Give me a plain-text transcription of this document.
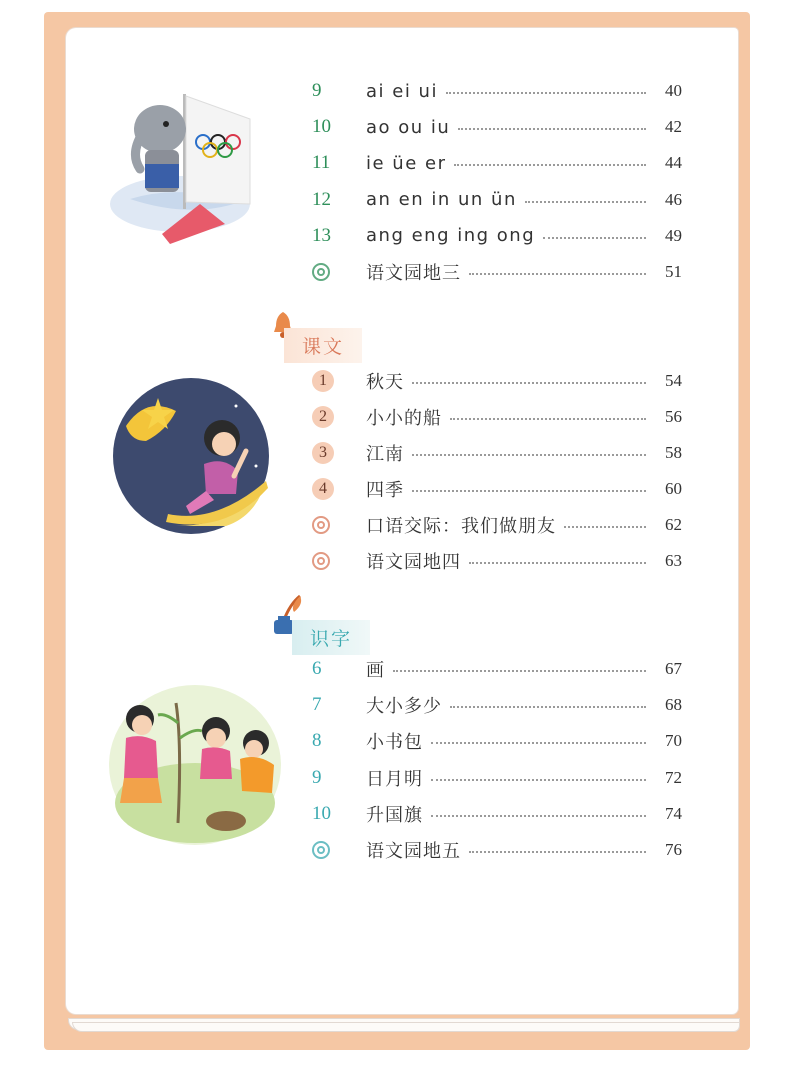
课文
识字
9	ai ei ui	40
10	ao ou iu	42
11	ie üe er	44
12	an en in un ün	46
13	ang eng ing ong	49
语文园地三	51
1	秋天	54
2	小小的船	56
3	江南	58
4	四季	60
口语交际：我们做朋友	62
语文园地四	63
6	画	67
7	大小多少	68
8	小书包	70
9	日月明	72
10	升国旗	74
语文园地五	76
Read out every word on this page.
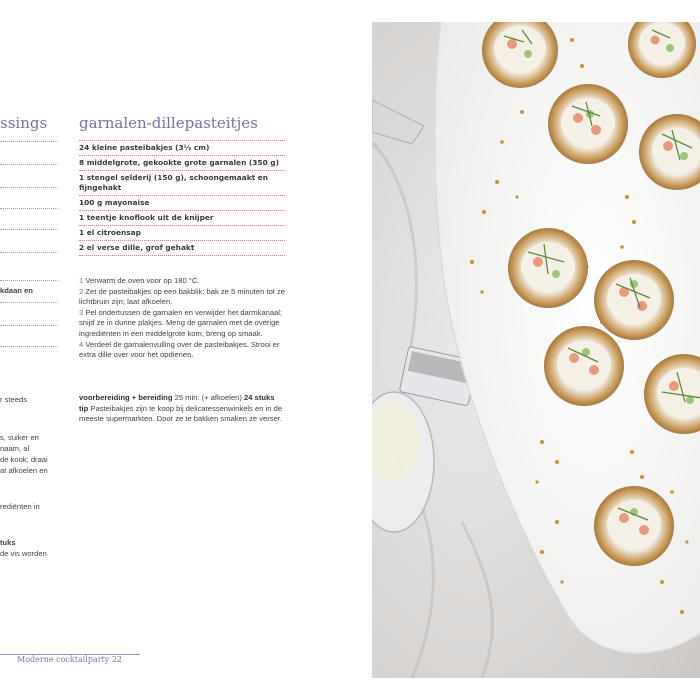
ssings
kdaan en
r steeds
s, suiker en
naam, al
de kook; draai
at afkoelen en
rediënten in
tuks
de vis worden
garnalen-dillepasteitjes
24 kleine pasteibakjes (3½ cm)
8 middelgrote, gekookte grote garnalen (350 g)
1 stengel selderij (150 g), schoongemaakt en fijngehakt
100 g mayonaise
1 teentje knoflook uit de knijper
1 el citroensap
2 el verse dille, grof gehakt

1 Verwarm de oven voor op 180 °C.

2 Zet de pasteibakjes op een bakblik; bak ze 5 minuten tot ze lichtbruin zijn; laat afkoelen.

3 Pel ondertussen de garnalen en verwijder het darmkanaal; snijd ze in dunne plakjes. Meng de garnalen met de overige ingrediënten in een middelgrote kom; breng op smaak.

4 Verdeel de garnalenvulling over de pasteibakjes. Strooi er extra dille over voor het opdienen.

voorbereiding + bereiding 25 min. (+ afkoelen) 24 stuks

tip Pasteibakjes zijn te koop bij delicatessenwinkels en in de meeste supermarkten. Door ze te bakken smaken ze verser.

Moderne cocktailparty 22
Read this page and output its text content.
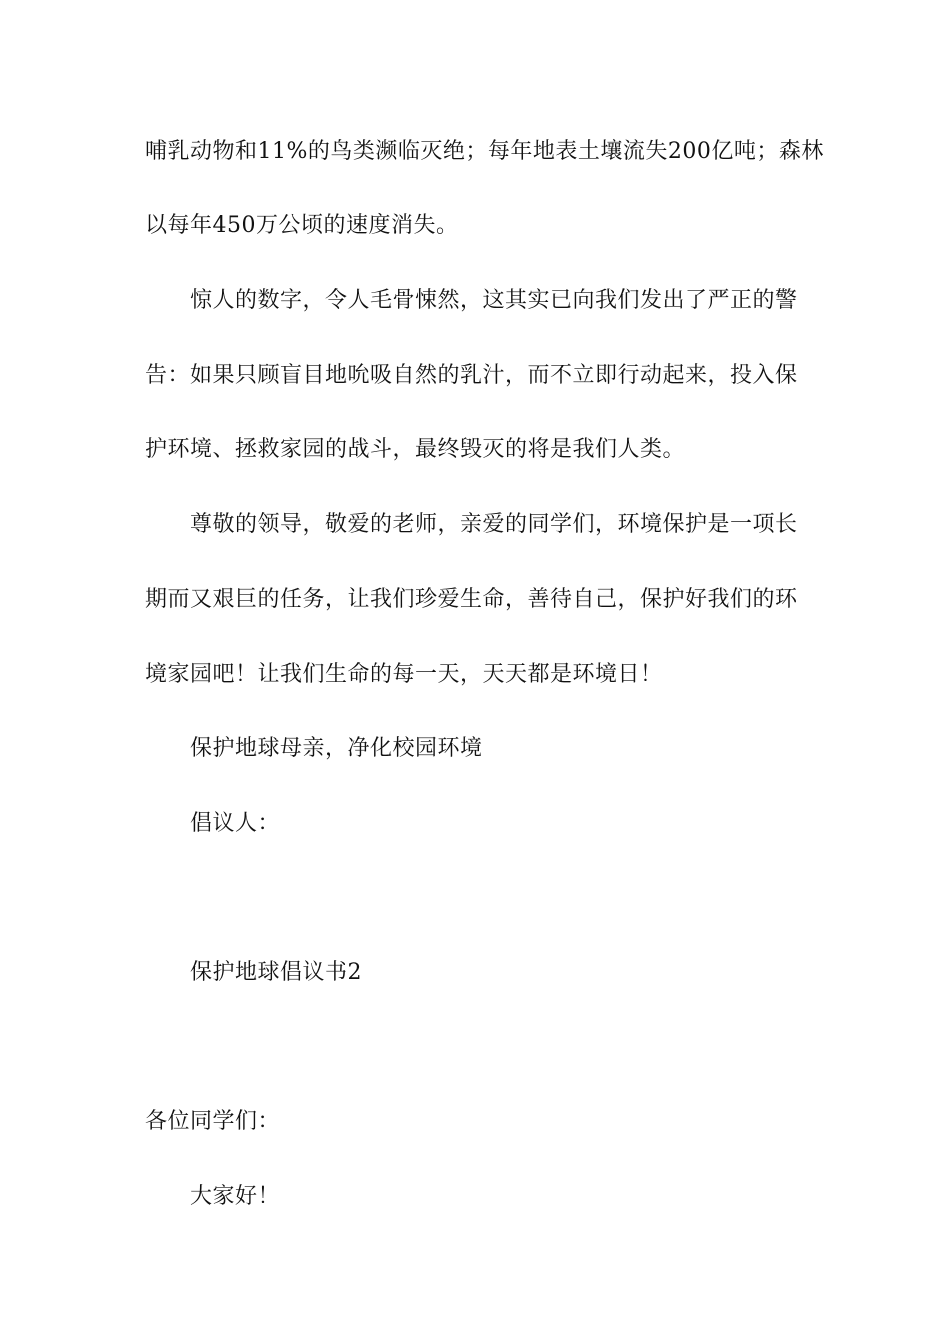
哺乳动物和11%的鸟类濒临灭绝；每年地表土壤流失200亿吨；森林
以每年450万公顷的速度消失。
惊人的数字，令人毛骨悚然，这其实已向我们发出了严正的警
告：如果只顾盲目地吮吸自然的乳汁，而不立即行动起来，投入保
护环境、拯救家园的战斗，最终毁灭的将是我们人类。
尊敬的领导，敬爱的老师，亲爱的同学们，环境保护是一项长
期而又艰巨的任务，让我们珍爱生命，善待自己，保护好我们的环
境家园吧！让我们生命的每一天，天天都是环境日！
保护地球母亲，净化校园环境
倡议人：
保护地球倡议书2
各位同学们：
大家好！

+++

_Given problem_. Write out again every line above exactly as given; the pictures do not belong in the copy.

_Answer to the exercise_.
Give me a plain-text transcription of this document.
课文
识字
9	ai ei ui	40
10	ao ou iu	42
11	ie üe er	44
12	an en in un ün	46
13	ang eng ing ong	49
语文园地三	51
1	秋天	54
2	小小的船	56
3	江南	58
4	四季	60
口语交际：我们做朋友	62
语文园地四	63
6	画	67
7	大小多少	68
8	小书包	70
9	日月明	72
10	升国旗	74
语文园地五	76
Read out every word on this page.
ssings
kdaan en
r steeds
s, suiker en
naam, al
de kook; draai
at afkoelen en
rediënten in
tuks
de vis worden
garnalen-dillepasteitjes
24 kleine pasteibakjes (3½ cm)
8 middelgrote, gekookte grote garnalen (350 g)
1 stengel selderij (150 g), schoongemaakt en fijngehakt
100 g mayonaise
1 teentje knoflook uit de knijper
1 el citroensap
2 el verse dille, grof gehakt

1 Verwarm de oven voor op 180 °C.

2 Zet de pasteibakjes op een bakblik; bak ze 5 minuten tot ze lichtbruin zijn; laat afkoelen.

3 Pel ondertussen de garnalen en verwijder het darmkanaal; snijd ze in dunne plakjes. Meng de garnalen met de overige ingrediënten in een middelgrote kom; breng op smaak.

4 Verdeel de garnalenvulling over de pasteibakjes. Strooi er extra dille over voor het opdienen.

voorbereiding + bereiding 25 min. (+ afkoelen) 24 stuks

tip Pasteibakjes zijn te koop bij delicatessenwinkels en in de meeste supermarkten. Door ze te bakken smaken ze verser.

Moderne cocktailparty 22
Read this page and output its text content.
哺乳动物和11%的鸟类濒临灭绝；每年地表土壤流失200亿吨；森林
以每年450万公顷的速度消失。
惊人的数字，令人毛骨悚然，这其实已向我们发出了严正的警
告：如果只顾盲目地吮吸自然的乳汁，而不立即行动起来，投入保
护环境、拯救家园的战斗，最终毁灭的将是我们人类。
尊敬的领导，敬爱的老师，亲爱的同学们，环境保护是一项长
期而又艰巨的任务，让我们珍爱生命，善待自己，保护好我们的环
境家园吧！让我们生命的每一天，天天都是环境日！
保护地球母亲，净化校园环境
倡议人：
保护地球倡议书2
各位同学们：
大家好！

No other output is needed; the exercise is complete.